WHAT TO WORK ON:
Look through the listing for the word "went". Copy each line that has it.

[Data items]

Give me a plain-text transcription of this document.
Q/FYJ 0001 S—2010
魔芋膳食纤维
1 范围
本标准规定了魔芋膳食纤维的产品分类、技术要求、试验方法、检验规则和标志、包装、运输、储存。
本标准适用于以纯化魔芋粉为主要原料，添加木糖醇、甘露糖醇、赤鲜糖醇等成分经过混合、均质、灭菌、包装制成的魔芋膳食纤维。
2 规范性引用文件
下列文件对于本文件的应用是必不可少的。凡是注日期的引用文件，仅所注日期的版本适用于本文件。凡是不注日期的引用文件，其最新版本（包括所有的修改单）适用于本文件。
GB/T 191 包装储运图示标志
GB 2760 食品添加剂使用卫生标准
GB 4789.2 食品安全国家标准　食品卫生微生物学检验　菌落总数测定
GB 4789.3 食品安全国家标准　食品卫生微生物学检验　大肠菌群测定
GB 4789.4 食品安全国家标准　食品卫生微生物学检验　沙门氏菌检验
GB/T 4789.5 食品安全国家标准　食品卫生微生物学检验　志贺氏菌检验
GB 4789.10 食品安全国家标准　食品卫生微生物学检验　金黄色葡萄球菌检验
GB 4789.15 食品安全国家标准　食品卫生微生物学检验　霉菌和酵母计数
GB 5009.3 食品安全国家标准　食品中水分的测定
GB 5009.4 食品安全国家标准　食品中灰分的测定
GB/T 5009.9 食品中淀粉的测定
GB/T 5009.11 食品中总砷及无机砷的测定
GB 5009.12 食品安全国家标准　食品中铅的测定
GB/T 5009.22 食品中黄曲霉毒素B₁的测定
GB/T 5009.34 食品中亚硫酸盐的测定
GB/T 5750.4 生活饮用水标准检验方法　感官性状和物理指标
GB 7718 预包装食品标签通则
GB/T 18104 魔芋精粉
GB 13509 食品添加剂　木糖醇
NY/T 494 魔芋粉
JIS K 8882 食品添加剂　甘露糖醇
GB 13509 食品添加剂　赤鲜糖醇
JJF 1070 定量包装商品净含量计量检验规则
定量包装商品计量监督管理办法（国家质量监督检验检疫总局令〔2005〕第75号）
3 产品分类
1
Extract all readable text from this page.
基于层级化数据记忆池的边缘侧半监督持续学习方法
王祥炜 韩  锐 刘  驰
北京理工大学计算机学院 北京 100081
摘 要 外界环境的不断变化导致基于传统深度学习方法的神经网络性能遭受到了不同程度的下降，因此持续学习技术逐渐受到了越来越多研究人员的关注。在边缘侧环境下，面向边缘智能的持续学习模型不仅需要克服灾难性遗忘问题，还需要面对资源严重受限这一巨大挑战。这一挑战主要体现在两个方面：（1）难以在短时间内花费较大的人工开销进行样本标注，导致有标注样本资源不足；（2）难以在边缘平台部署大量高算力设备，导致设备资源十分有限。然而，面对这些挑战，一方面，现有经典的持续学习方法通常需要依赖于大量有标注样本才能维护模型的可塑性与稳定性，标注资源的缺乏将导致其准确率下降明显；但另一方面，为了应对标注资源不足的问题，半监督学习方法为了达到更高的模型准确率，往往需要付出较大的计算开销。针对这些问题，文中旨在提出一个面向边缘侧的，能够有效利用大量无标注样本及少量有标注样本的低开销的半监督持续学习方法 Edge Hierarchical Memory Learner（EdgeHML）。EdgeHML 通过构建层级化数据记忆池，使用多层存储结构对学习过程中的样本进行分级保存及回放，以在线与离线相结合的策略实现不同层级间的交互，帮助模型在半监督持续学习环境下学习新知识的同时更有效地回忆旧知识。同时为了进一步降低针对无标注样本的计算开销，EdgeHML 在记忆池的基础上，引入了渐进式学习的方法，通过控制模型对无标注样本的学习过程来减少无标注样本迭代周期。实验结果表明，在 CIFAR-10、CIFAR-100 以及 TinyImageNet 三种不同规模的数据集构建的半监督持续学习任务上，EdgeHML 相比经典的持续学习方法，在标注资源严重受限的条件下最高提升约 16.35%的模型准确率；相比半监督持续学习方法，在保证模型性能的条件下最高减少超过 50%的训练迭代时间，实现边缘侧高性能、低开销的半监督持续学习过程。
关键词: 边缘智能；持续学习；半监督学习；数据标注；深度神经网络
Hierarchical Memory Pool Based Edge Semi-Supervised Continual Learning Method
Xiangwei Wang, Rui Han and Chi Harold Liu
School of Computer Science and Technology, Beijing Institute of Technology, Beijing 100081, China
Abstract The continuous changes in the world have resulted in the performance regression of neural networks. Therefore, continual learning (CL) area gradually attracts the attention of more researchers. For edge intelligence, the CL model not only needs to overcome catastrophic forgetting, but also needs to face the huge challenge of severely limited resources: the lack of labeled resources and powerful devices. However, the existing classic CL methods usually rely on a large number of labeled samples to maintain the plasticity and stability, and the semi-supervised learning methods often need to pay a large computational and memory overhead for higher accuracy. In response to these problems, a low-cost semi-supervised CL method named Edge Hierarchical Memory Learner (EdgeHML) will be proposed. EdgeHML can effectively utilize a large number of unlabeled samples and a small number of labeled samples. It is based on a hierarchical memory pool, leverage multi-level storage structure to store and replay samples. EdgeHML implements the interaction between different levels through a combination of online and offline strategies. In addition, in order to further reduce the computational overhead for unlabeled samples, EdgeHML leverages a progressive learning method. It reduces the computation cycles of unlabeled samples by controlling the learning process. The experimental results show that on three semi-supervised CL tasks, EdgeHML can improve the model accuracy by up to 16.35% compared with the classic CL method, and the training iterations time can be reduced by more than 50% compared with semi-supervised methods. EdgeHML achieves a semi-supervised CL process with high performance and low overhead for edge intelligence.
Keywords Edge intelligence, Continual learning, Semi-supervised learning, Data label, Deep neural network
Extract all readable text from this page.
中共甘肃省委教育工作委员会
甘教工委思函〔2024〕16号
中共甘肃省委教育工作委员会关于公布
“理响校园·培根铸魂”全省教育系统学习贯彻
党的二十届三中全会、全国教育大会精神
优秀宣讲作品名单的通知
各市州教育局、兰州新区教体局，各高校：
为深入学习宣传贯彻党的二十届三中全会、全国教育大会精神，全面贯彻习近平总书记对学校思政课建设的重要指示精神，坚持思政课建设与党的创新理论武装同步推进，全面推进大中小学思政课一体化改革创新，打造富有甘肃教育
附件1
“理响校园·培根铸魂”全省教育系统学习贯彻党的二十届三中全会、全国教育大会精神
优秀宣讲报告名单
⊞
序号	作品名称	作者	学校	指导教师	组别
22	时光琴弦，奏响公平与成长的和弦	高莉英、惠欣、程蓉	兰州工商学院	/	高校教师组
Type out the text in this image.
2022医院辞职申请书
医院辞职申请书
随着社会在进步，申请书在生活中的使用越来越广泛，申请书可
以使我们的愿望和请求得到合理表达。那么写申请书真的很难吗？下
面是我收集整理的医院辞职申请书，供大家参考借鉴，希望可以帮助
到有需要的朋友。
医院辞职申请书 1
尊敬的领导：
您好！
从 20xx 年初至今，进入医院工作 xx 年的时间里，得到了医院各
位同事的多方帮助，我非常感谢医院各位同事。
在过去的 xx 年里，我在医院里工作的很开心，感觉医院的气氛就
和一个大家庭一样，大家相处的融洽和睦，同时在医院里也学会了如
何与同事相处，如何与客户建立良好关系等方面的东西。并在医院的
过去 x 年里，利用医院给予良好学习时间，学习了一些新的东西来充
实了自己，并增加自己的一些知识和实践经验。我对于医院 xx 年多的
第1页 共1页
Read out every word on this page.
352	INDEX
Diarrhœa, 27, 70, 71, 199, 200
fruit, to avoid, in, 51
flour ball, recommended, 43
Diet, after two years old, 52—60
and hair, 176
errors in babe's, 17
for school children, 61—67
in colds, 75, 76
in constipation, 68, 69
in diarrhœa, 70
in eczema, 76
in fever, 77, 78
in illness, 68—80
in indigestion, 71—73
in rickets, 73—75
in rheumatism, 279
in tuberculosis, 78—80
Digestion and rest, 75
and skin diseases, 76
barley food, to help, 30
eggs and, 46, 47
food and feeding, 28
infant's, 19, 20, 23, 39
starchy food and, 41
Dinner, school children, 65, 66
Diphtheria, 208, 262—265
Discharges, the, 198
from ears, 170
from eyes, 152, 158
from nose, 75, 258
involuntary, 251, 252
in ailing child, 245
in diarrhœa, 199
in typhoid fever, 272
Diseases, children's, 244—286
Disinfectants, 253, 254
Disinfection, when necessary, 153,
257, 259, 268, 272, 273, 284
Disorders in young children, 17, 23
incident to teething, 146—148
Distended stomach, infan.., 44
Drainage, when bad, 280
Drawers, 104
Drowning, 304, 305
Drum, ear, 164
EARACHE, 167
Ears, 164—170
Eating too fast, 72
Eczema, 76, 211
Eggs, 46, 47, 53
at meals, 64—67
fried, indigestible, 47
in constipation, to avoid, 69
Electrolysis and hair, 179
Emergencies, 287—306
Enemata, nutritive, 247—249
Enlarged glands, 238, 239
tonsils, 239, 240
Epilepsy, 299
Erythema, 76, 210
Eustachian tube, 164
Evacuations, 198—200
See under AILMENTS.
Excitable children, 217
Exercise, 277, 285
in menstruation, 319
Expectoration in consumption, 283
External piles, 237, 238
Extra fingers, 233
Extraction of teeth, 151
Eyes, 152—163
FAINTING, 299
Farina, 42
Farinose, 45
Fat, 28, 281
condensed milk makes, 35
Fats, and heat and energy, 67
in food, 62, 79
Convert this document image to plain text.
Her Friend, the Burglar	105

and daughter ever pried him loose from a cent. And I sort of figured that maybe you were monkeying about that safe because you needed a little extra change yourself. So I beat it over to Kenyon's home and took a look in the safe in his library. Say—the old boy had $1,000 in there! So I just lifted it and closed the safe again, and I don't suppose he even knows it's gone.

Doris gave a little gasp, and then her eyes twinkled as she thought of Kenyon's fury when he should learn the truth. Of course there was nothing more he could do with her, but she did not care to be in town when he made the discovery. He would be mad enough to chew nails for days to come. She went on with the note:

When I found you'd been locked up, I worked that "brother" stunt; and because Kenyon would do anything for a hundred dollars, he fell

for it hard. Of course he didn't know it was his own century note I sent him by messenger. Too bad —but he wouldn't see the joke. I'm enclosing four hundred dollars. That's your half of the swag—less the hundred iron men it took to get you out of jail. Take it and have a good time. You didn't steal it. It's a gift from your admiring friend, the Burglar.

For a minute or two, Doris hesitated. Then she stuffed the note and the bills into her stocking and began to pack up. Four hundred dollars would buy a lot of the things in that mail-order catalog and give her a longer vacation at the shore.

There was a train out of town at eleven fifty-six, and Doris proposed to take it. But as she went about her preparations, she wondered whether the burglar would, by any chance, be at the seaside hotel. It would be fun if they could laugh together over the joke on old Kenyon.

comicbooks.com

OUTPUT OF THE EXERCISE:
Doris gave a little gasp, and then her eyes twinkled as she thought of Kenyon's fury when he should learn the truth. Of course there was nothing more he could do with her, but she did not care to be in town when he made the discovery. He would be mad enough to chew nails for days to come. She went on with the note:
There was a train out of town at eleven fifty-six, and Doris proposed to take it. But as she went about her preparations, she wondered whether the burglar would, by any chance, be at the seaside hotel. It would be fun if they could laugh together over the joke on old Kenyon.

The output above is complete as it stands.